Copy each line of the records that holds the string "this".

Stored rows

>> Begin

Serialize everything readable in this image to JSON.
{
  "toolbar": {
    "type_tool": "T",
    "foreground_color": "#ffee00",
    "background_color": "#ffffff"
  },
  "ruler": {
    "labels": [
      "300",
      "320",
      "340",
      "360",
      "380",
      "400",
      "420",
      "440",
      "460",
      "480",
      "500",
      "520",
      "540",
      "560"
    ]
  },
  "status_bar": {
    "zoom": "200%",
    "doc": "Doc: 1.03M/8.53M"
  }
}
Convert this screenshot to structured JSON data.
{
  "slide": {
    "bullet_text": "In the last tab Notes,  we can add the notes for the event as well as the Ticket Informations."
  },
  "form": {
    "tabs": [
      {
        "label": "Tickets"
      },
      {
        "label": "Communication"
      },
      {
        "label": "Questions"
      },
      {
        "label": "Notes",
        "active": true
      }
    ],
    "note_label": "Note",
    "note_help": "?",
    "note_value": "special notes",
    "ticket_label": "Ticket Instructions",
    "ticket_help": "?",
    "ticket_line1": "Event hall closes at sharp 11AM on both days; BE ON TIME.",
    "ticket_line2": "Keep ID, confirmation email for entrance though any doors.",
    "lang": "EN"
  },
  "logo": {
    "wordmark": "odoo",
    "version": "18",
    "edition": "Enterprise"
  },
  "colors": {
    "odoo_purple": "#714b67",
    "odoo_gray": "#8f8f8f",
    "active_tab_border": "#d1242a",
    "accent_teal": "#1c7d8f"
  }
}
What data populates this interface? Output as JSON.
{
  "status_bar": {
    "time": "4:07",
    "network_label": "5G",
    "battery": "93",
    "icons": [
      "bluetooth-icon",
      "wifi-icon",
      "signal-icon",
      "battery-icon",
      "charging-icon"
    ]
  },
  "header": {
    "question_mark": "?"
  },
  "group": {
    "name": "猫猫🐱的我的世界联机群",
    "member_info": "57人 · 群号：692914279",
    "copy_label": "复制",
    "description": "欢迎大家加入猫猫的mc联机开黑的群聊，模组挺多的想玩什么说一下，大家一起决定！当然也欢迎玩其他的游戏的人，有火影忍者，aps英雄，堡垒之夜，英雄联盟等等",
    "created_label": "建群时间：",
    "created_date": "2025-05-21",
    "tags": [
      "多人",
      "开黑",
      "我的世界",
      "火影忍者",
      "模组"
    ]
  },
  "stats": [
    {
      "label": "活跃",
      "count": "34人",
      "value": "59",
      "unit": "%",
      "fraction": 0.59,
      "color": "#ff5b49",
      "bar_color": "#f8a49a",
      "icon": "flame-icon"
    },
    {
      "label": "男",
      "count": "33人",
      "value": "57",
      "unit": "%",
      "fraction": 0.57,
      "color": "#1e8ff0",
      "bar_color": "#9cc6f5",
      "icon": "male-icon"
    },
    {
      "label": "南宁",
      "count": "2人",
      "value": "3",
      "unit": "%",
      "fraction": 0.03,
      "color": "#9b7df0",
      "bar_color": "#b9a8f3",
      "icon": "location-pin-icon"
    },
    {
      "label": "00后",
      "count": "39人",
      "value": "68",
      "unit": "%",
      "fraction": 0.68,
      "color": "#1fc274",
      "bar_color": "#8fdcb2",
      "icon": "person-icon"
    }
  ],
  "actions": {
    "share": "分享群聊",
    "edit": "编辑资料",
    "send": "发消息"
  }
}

>> End

Output
Serialize everything readable in this image to JSON.
Convert this screenshot to structured JSON data.
What data populates this interface? Output as JSON.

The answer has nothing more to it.